start

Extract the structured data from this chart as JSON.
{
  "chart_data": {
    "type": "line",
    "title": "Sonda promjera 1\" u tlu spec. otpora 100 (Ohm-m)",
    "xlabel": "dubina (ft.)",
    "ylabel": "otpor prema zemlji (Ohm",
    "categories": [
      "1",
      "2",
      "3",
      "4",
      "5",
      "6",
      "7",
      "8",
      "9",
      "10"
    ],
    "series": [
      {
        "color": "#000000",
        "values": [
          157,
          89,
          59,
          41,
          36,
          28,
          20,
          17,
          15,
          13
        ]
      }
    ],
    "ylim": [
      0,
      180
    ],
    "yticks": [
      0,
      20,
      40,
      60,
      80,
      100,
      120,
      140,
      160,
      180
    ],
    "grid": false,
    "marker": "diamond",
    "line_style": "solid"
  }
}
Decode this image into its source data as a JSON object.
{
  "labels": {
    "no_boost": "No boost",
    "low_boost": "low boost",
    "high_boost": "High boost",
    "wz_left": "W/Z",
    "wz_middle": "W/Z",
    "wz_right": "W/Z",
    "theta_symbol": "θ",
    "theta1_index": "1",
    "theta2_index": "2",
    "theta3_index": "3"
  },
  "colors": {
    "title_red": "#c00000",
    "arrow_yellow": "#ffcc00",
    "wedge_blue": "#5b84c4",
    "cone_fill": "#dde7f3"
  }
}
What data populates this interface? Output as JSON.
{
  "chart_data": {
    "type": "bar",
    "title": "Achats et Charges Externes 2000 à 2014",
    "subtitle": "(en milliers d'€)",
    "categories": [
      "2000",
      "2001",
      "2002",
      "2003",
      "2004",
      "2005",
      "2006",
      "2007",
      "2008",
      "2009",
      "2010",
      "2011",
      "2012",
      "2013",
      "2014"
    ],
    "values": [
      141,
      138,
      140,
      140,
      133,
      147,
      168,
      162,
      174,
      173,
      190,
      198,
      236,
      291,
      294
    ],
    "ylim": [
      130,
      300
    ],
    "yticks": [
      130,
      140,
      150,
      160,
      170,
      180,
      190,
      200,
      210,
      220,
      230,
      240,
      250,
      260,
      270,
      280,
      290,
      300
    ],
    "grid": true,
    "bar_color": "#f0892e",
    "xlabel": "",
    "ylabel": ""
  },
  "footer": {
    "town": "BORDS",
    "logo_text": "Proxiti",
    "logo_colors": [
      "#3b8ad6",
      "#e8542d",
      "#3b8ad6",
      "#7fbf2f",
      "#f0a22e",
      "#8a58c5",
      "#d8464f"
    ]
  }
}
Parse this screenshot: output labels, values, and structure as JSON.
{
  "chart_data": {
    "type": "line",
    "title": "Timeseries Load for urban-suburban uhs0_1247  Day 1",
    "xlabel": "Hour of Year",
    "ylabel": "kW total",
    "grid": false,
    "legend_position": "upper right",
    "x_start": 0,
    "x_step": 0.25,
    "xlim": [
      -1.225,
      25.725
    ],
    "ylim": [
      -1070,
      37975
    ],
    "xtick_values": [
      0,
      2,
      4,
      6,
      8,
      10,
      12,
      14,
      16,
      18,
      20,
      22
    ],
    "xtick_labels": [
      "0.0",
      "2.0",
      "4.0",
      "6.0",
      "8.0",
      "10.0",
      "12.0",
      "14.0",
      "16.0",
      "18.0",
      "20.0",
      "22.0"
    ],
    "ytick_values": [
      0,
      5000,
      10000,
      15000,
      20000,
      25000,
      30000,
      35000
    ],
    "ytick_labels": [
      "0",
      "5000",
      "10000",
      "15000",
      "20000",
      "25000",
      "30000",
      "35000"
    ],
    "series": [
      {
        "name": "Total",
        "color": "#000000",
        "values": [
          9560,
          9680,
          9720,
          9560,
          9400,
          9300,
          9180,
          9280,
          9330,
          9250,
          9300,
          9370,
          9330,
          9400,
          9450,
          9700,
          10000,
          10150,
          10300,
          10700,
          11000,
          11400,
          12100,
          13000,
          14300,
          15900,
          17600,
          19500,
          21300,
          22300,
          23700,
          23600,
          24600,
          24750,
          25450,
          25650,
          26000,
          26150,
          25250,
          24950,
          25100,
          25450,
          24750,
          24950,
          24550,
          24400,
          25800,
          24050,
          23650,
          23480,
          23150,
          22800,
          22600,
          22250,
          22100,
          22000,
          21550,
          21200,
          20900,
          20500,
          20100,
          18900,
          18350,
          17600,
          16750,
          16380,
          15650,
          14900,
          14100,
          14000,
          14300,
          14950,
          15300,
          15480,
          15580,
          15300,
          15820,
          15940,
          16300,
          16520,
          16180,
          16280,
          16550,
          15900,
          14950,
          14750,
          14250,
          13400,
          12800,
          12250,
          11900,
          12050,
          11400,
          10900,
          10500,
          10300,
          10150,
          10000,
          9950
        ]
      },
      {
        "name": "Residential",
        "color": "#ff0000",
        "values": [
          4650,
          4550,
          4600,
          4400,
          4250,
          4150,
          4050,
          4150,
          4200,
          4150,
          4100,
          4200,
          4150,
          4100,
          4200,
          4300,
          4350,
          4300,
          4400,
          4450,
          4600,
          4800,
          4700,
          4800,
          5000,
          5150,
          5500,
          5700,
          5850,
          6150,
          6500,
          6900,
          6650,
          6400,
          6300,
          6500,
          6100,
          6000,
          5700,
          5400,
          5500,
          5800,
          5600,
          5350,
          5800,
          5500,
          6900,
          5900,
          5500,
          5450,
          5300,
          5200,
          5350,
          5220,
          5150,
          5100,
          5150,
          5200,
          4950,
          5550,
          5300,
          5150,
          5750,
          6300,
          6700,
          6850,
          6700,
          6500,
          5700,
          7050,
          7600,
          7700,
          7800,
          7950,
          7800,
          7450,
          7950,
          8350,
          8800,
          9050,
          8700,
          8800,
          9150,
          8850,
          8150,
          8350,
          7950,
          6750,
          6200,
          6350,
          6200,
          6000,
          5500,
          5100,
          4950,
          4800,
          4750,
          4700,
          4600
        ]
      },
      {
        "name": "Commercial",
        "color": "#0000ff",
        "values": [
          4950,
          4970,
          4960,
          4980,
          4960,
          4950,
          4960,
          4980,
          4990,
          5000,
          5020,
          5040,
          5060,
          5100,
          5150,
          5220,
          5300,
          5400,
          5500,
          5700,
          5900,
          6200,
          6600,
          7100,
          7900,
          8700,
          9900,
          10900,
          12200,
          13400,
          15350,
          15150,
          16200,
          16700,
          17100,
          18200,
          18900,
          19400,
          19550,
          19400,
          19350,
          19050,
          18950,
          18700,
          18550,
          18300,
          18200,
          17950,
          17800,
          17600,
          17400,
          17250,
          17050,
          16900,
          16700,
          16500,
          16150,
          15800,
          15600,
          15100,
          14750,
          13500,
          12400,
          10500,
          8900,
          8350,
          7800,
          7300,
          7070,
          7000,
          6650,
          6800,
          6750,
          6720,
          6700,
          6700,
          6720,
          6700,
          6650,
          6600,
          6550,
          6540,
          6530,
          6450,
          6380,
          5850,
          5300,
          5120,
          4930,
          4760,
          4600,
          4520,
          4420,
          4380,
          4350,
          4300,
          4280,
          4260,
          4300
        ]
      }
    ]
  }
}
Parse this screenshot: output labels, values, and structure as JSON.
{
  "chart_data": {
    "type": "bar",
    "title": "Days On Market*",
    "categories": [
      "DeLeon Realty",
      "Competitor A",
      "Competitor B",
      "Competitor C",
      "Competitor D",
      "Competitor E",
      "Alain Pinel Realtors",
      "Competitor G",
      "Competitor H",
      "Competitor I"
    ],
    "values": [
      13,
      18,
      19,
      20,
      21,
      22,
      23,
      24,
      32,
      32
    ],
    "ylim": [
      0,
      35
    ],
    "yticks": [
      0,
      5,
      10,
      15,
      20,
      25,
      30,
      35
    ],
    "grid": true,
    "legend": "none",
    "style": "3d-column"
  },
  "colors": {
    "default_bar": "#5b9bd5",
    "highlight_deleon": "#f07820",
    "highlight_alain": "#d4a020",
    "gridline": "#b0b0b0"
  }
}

end

[What the exercise asks]
Show every line of the records above that contains the word "Competitor".

[Problem solution]
      "Competitor A",
      "Competitor B",
      "Competitor C",
      "Competitor D",
      "Competitor E",
      "Competitor G",
      "Competitor H",
      "Competitor I"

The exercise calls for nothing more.